> [What is required]: In the records below, find each line with the word "Move" and copy it.

> [Material shown]:
------------------------
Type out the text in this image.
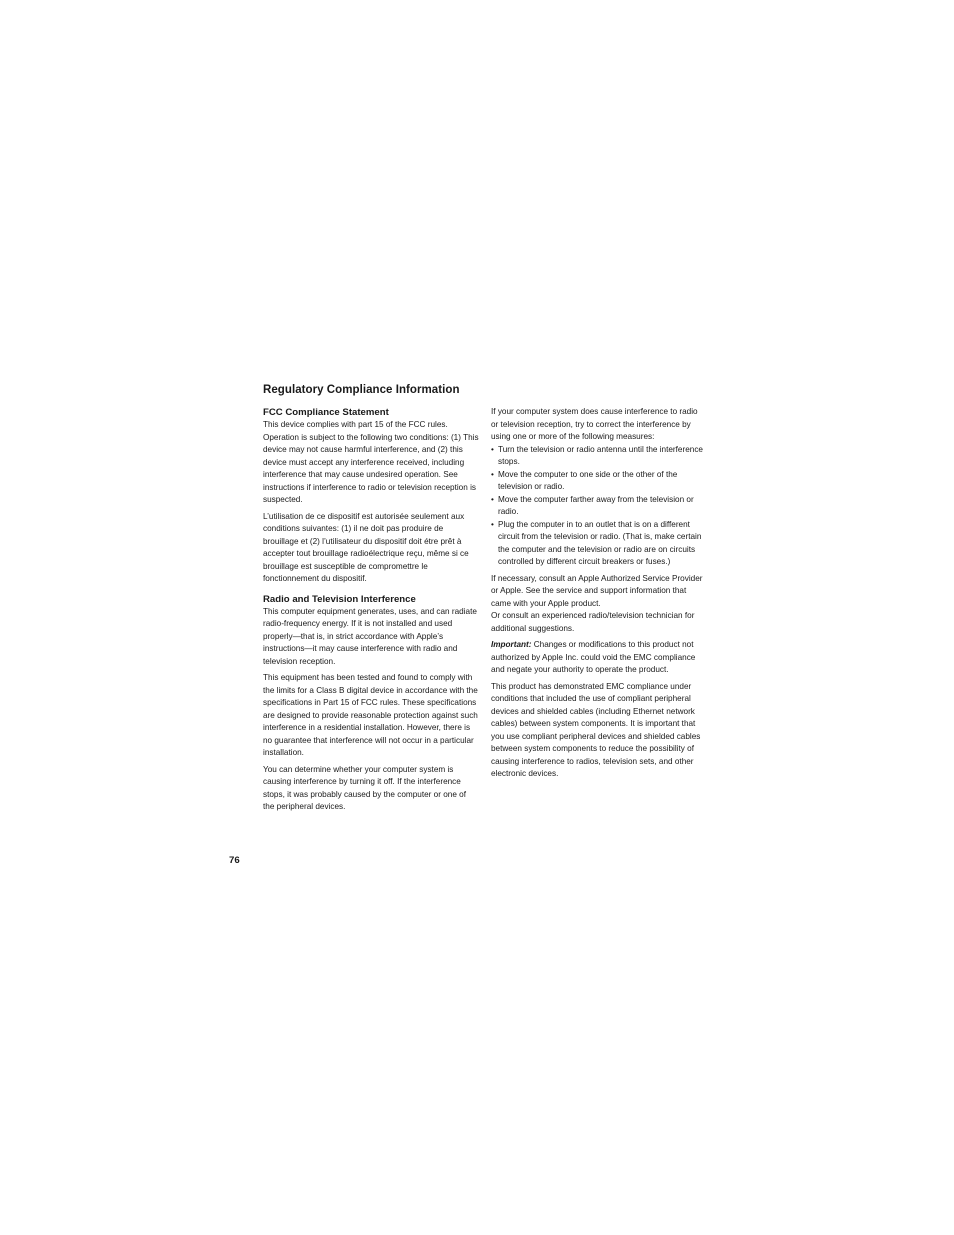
Regulatory Compliance Information
FCC Compliance Statement

This device complies with part 15 of the FCC rules. Operation is subject to the following two conditions: (1) This device may not cause harmful interference, and (2) this device must accept any interference received, including interference that may cause undesired operation. See instructions if interference to radio or television reception is suspected.

L’utilisation de ce dispositif est autorisée seulement aux conditions suivantes: (1) il ne doit pas produire de brouillage et (2) l’utilisateur du dispositif doit étre prêt à accepter tout brouillage radioélectrique reçu, même si ce brouillage est susceptible de compromettre le fonctionnement du dispositif.

Radio and Television Interference

This computer equipment generates, uses, and can radiate radio-frequency energy. If it is not installed and used properly—that is, in strict accordance with Apple’s instructions—it may cause interference with radio and television reception.

This equipment has been tested and found to comply with the limits for a Class B digital device in accordance with the specifications in Part 15 of FCC rules. These specifications are designed to provide reasonable protection against such interference in a residential installation. However, there is no guarantee that interference will not occur in a particular installation.

You can determine whether your computer system is causing interference by turning it off. If the interference stops, it was probably caused by the computer or one of the peripheral devices.

If your computer system does cause interference to radio or television reception, try to correct the interference by using one or more of the following measures:

• Turn the television or radio antenna until the interference stops.
• Move the computer to one side or the other of the television or radio.
• Move the computer farther away from the television or radio.
• Plug the computer in to an outlet that is on a different circuit from the television or radio. (That is, make certain the computer and the television or radio are on circuits controlled by different circuit breakers or fuses.)

If necessary, consult an Apple Authorized Service Provider or Apple. See the service and support information that came with your Apple product.

Or consult an experienced radio/television technician for additional suggestions.

Important: Changes or modifications to this product not authorized by Apple Inc. could void the EMC compliance and negate your authority to operate the product.

This product has demonstrated EMC compliance under conditions that included the use of compliant peripheral devices and shielded cables (including Ethernet network cables) between system components. It is important that you use compliant peripheral devices and shielded cables between system components to reduce the possibility of causing interference to radios, television sets, and other electronic devices.

76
------------------------
> [Answer]:
• Move the computer to one side or the other of the television or radio.
• Move the computer farther away from the television or radio.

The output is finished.